**Testo fornito:**
--*--
Non siamo in un salotto televisivo. Barbara D'Urso non la si vede neppure a distanza e, dovesse comparire, svieremmo il discorso chiedendole chi "le si è fidanzato" nelle ultime ore. Ancora più importante: non facciamo campagna elettorale. Non per la sinistra. Non per la destra. Non per il nuovo che avanza (se c'è), certo non per il vecchio che dovrebbe ritirarsi e si rifiuta di farlo. Diciamo solo la nostra, come si conviene a chi, ogni tanto, spunta in testa un'opinione e, per la sorpresa, corre a farlo sapere a tutti.
L'opinione è maturata giusto ieri alla scadenza di una certa tassa chiamata Imu. Milioni di italiani l'hanno pagata, assicurando allo Stato un gettito, indispensabile, di 24 miliardi di euro, di cui 13 versati in questi giorni a saldo.
Le cifre complessive, nella loro vastità, non sono mai eloquenti quanto quelle, molto più piccole ma infinitamente più significative, che vanno a intaccare il bilancio familiare di ognuno di noi. Centinaia di euro, versati a beneficio dell'erario, a tutela degli enti locali e, in ultima analisi, a lubrificante della macchina statale, centinaia di euro, dicevamo, dovuti per controbilanciare il "privilegio" di possedere una casa.
Lo diciamo perché ci sta qui: con tutta la comprensione per le esigenze della finanza pubblica, nazionale e locale, tassare la casa - la prima soprattutto, quella che per ognuno fa tetto e nido - se non si può chiamare sopruso quanto meno sarà lecito definirlo colpo basso. Con questa macchia era nata l'Ici, con lo stesso peccato originale si è trasformata in Imu.
--*--
**Cosa fare:**
1. Rispondi a queste domande sul testo sull'Imu, segnando ogni risposta con la stessa lettera:
(a) Quanti miliardi di euro di gettito ha assicurato allo Stato l'Imu?
(b) Quanti miliardi sono stati versati a saldo in questi giorni?
(c) Quale tassa si è trasformata in Imu?
2. Per ogni frase, di' se è d'accordo con il testo sull'Imu. Rispondi sì o no e cita le parole del testo che lo decidono.
(a) Chi scrive dichiara di fare campagna elettorale.
(b) L'opinione è nata alla scadenza dell'Imu.
(c) Il gettito dell'Imu indicato è di 13 miliardi in tutto.
3. Scrivi come prosegue il testo sull'Imu, partendo subito dopo la sua ultima frase.
Le righe più avanti non fanno parte del testo sull'Imu.

**Dati:**
--*--
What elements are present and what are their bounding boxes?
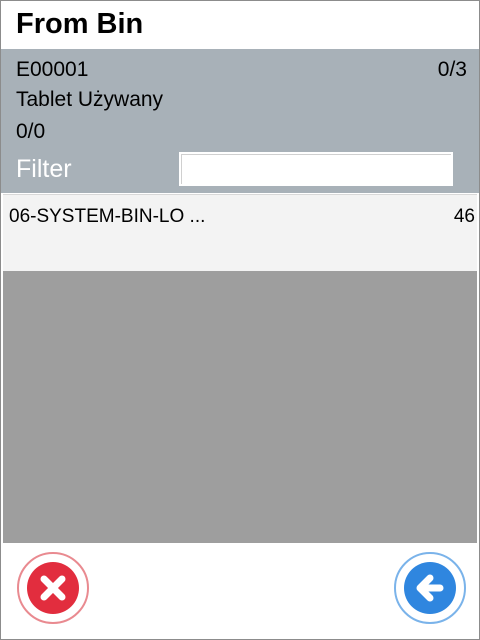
--*--
**Le risposte:**
1.
(a) 24 miliardi di euro.
(b) 13 miliardi.
(c) L'Ici.

2.
(a) No: "non facciamo campagna elettorale."
(b) Sì: "L'opinione è maturata giusto ieri alla scadenza di una certa tassa chiamata Imu."
(c) No: "un gettito, indispensabile, di 24 miliardi di euro, di cui 13 versati in questi giorni a saldo."

3.
Vorremmo fermarci qui, perché sbandierare la richiesta, quando non addirittura ventilare una promessa, di abolizione dell'Imu è roba da politici in campagna elettorale e politici noi non siamo. Non si può invocare l'eliminazione di un tributo che consegna allo Stato 24 miliardi senza individuare un meccansimo alternativo capace di rastrellare una somma almeno compatibile con quella perduta. Sulla base dell'esperienza maturata quest'anno, facendo tesoro dei bozzi che ci siamo ritrovati in testa in seguito alla stangata e considerando il grado medio di difficoltà in cui si dibattono le famiglie italiane, diciamo allora che, almeno per quanto riguarda la prima casa, l'Imu va rivista e anzi, tanto per rimanere in ambito edilizio, ristrutturata.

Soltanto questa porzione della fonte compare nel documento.